> **The problem**:
Identify, in the records below, every line where the string "UCSC" appears, and copy each such line.

> **Data to examine**:

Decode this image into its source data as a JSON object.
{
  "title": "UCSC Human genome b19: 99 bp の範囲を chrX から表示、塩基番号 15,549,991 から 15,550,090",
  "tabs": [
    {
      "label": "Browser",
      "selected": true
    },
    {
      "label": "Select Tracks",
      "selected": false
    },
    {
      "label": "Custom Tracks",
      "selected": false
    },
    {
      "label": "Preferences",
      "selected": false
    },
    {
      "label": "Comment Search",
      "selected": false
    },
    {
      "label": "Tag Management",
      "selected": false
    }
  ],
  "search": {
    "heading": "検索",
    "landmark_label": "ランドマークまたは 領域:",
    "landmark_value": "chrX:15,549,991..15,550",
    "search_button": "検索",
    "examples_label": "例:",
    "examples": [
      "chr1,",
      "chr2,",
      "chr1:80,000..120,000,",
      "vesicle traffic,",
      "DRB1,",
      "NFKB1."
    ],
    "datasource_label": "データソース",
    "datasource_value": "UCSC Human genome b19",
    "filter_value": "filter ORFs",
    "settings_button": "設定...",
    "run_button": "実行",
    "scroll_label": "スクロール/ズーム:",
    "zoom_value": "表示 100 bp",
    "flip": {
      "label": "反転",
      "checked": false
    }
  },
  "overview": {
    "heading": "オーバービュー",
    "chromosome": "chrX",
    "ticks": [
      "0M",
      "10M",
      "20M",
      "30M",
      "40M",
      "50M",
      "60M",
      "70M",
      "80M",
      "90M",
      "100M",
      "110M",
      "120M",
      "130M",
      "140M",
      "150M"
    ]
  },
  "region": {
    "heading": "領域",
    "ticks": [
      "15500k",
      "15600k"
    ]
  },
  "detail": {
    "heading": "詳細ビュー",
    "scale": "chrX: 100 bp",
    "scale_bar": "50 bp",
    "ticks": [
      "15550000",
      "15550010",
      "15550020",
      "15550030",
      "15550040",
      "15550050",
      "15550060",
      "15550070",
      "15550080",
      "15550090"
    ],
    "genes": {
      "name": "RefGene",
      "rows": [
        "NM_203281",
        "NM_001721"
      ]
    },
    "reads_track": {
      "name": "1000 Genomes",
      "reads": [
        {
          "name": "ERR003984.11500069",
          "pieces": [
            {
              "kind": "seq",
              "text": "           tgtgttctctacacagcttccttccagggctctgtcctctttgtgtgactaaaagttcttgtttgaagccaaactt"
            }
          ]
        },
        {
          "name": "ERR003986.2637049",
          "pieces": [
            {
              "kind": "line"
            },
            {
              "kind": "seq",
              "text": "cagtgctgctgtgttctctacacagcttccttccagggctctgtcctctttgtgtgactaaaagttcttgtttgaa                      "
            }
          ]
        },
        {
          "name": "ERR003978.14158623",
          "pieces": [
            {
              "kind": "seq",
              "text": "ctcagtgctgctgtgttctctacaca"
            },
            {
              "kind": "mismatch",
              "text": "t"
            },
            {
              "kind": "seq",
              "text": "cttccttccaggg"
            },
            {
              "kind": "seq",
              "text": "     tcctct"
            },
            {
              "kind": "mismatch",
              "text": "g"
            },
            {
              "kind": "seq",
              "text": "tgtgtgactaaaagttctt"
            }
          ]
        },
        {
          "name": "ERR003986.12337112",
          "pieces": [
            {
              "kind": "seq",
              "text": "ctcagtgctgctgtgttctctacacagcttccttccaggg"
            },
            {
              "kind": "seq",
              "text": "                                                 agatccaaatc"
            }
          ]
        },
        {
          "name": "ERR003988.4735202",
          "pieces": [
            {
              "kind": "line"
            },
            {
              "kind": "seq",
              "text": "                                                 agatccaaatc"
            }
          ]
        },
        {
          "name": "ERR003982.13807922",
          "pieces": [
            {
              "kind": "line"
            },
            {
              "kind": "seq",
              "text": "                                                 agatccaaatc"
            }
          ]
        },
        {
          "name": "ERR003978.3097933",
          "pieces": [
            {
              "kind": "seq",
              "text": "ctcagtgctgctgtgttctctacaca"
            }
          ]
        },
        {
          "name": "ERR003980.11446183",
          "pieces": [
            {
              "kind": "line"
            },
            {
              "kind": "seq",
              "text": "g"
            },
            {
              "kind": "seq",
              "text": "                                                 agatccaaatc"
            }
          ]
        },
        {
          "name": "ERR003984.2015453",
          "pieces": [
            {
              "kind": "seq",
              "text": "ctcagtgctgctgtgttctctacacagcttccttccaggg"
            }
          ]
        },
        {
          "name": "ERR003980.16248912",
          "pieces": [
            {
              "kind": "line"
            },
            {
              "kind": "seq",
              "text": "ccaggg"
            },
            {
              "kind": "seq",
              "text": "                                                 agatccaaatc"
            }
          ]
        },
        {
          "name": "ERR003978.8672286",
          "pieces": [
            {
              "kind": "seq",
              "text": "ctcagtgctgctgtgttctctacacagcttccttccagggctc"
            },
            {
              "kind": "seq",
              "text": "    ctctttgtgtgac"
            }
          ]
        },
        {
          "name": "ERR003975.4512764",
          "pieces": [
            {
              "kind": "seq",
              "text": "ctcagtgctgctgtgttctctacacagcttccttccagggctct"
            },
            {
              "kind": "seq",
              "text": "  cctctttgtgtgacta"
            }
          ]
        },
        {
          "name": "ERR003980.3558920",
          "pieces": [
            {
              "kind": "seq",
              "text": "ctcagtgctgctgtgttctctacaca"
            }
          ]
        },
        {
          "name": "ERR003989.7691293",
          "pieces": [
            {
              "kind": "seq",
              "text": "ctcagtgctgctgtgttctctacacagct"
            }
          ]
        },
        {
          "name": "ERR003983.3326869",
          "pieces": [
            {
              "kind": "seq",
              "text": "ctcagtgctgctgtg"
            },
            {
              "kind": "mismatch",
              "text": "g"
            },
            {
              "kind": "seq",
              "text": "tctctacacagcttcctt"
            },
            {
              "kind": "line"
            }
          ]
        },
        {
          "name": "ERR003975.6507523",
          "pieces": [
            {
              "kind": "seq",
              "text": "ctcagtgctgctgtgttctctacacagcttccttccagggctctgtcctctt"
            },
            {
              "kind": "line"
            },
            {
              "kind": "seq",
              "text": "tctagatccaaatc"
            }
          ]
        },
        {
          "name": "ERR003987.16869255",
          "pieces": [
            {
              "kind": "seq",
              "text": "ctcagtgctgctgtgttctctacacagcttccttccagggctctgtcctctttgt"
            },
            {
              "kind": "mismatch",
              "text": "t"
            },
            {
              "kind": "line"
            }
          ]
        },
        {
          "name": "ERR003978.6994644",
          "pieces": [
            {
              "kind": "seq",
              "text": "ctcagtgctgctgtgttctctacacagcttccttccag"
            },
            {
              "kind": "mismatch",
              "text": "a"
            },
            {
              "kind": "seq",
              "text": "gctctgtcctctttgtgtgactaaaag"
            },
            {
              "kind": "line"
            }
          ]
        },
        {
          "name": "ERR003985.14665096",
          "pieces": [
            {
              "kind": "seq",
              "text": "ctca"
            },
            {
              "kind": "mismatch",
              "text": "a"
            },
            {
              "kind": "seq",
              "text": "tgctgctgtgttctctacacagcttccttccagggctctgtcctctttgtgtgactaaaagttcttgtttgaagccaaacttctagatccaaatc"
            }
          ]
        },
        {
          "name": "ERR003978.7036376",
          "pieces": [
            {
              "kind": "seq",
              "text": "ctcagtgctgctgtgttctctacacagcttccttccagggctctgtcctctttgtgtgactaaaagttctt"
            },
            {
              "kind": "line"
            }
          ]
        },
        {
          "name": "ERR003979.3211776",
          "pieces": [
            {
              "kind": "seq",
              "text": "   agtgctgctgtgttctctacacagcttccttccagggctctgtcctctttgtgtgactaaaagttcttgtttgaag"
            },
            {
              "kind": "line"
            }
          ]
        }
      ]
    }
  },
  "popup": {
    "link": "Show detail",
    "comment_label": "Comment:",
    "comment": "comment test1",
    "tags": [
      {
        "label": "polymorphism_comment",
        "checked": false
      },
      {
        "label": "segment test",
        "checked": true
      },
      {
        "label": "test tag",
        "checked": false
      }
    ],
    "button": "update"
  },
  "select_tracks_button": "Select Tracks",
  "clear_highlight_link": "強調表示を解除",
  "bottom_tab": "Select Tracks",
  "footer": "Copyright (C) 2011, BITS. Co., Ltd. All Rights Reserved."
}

> **Written solution**:
  "title": "UCSC Human genome b19: 99 bp の範囲を chrX から表示、塩基番号 15,549,991 から 15,550,090",
    "datasource_value": "UCSC Human genome b19",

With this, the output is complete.